_WHAT IS NEEDED_: Write out each line from the data below that includes the word "content".

Figure record extracts:
◆ ◆ ◆ ◆
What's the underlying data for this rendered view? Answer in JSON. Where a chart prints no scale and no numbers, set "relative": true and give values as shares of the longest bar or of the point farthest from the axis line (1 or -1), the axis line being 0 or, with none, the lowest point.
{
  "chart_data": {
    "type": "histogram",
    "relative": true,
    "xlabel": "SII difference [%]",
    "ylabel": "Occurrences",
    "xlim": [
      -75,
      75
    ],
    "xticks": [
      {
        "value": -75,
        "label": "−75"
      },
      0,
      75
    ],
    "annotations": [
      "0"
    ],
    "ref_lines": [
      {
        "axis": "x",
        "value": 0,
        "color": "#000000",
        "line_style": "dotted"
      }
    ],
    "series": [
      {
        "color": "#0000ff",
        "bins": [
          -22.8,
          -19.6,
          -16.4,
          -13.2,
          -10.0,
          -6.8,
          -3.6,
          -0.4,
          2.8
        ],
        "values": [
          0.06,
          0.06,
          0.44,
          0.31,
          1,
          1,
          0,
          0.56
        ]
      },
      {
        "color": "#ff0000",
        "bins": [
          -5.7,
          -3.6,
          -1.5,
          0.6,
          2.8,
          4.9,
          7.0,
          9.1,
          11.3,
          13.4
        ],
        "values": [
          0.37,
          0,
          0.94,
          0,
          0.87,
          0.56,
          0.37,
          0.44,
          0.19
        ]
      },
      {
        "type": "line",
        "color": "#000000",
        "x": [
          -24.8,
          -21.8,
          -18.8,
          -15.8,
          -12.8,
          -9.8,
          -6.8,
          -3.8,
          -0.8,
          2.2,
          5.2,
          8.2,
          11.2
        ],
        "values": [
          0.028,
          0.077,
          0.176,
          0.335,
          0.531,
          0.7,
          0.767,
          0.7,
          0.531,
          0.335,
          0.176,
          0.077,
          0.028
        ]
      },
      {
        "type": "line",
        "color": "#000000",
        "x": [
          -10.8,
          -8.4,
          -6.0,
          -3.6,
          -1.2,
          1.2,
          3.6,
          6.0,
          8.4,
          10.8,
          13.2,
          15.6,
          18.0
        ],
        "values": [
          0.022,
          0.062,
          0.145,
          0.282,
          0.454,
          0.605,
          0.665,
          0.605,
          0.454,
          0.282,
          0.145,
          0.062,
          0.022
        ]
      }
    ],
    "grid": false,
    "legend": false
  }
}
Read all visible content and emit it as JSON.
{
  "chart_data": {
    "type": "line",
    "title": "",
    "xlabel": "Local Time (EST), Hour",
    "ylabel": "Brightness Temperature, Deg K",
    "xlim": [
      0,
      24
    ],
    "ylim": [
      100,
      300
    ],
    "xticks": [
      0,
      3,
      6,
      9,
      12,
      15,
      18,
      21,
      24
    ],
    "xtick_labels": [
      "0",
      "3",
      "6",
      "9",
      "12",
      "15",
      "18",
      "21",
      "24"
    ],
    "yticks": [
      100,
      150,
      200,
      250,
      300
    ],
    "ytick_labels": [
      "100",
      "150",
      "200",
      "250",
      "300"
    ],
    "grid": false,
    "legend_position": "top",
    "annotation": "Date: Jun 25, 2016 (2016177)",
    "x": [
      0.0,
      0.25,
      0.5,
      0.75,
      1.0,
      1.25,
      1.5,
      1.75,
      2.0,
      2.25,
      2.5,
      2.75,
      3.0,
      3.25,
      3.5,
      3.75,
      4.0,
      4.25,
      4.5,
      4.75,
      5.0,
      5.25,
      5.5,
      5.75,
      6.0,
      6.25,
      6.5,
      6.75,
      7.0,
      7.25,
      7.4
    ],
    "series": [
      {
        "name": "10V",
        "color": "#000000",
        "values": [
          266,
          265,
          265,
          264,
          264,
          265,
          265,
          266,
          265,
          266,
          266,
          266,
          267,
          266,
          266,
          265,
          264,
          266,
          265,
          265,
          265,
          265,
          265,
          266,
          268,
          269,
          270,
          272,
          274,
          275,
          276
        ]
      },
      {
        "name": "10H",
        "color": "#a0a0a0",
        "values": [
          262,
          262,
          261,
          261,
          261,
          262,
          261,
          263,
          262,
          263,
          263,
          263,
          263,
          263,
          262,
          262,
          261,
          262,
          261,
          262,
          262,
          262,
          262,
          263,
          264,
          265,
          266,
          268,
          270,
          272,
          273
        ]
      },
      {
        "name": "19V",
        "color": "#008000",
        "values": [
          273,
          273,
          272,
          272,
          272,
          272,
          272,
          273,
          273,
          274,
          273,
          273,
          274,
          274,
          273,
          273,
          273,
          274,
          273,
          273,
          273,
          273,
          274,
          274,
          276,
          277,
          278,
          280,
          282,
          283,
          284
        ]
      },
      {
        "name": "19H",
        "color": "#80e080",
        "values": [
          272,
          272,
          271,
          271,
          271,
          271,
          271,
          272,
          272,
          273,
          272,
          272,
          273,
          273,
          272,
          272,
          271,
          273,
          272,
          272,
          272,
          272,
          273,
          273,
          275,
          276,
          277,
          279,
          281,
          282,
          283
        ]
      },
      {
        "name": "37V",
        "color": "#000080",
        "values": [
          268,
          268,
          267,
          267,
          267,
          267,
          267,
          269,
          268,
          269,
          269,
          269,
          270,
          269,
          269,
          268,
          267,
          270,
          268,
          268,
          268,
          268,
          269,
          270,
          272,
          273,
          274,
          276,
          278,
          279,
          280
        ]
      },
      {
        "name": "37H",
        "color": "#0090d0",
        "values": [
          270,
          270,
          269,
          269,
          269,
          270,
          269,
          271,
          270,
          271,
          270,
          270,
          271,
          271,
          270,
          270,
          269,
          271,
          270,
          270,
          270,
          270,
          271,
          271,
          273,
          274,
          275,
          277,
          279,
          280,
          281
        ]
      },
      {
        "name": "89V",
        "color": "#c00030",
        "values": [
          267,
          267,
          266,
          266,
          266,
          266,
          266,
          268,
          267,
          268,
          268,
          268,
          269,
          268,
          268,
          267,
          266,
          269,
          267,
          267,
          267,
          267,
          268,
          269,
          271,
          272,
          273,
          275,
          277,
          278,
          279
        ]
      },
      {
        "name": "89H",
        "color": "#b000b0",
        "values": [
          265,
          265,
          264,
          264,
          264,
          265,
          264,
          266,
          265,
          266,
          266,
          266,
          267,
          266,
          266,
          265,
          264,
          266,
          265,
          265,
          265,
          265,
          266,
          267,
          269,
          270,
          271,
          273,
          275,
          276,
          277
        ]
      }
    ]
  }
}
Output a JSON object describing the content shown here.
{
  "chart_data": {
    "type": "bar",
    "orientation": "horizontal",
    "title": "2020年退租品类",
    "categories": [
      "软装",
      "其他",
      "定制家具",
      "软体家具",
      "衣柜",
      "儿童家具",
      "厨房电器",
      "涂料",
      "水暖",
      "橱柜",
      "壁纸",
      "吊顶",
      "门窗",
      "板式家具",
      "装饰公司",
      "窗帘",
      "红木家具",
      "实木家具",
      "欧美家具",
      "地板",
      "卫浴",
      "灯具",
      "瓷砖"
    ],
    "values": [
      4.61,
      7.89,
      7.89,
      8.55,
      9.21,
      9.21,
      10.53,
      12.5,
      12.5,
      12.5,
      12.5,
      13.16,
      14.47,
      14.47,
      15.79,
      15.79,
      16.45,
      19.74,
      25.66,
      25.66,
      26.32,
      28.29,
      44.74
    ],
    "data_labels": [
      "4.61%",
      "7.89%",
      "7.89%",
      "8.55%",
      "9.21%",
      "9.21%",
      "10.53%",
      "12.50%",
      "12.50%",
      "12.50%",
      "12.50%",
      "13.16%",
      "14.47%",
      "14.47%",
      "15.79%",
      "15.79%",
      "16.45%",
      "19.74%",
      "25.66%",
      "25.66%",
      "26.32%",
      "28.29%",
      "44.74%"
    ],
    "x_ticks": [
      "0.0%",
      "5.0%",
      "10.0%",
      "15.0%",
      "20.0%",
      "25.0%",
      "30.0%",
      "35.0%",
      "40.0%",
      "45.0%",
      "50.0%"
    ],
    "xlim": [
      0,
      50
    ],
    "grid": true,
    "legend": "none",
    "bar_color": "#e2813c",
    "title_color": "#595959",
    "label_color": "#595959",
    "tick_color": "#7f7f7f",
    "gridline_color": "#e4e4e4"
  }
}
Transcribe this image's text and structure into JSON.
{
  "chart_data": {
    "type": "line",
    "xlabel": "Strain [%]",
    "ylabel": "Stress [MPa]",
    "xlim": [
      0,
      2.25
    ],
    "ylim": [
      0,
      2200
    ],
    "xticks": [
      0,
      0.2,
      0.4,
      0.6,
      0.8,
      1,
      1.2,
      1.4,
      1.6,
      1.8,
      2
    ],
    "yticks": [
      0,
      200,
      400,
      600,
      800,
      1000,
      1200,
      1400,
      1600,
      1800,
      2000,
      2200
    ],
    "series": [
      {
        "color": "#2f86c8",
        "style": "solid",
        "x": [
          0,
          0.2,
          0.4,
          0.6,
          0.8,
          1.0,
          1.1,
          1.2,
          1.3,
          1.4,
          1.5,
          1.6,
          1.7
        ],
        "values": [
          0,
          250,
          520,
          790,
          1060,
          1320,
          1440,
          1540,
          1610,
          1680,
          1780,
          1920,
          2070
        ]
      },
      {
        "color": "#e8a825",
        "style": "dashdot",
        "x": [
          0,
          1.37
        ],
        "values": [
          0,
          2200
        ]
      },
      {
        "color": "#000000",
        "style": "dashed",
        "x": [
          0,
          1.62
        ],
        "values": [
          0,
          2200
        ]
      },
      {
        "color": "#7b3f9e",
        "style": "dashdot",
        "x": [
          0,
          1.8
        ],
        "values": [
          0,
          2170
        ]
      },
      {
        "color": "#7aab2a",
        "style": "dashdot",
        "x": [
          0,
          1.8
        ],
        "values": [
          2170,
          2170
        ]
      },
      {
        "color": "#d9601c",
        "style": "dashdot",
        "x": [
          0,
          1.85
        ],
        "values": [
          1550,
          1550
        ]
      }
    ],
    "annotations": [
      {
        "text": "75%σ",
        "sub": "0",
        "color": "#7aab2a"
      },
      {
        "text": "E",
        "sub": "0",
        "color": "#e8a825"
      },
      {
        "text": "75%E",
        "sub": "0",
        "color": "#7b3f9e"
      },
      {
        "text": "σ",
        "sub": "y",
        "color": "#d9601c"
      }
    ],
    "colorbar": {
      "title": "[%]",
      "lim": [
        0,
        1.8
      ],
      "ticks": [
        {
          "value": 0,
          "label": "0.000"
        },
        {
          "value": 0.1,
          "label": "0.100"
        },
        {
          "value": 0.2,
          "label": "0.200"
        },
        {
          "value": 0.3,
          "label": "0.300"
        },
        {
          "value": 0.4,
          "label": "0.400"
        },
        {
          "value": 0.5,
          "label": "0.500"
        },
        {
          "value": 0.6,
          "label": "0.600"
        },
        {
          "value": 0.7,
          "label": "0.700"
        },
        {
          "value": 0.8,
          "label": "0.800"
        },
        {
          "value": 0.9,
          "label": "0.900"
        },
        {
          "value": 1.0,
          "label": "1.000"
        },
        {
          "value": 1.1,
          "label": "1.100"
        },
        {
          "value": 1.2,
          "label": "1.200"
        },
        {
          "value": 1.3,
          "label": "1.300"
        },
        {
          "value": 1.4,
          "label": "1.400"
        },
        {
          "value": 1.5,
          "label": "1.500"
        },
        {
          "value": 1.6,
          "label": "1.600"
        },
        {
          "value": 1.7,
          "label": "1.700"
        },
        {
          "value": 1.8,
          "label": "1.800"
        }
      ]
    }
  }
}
◆ ◆ ◆ ◆
_FULL OUTPUT_:
Read all visible content and emit it as JSON.
Output a JSON object describing the content shown here.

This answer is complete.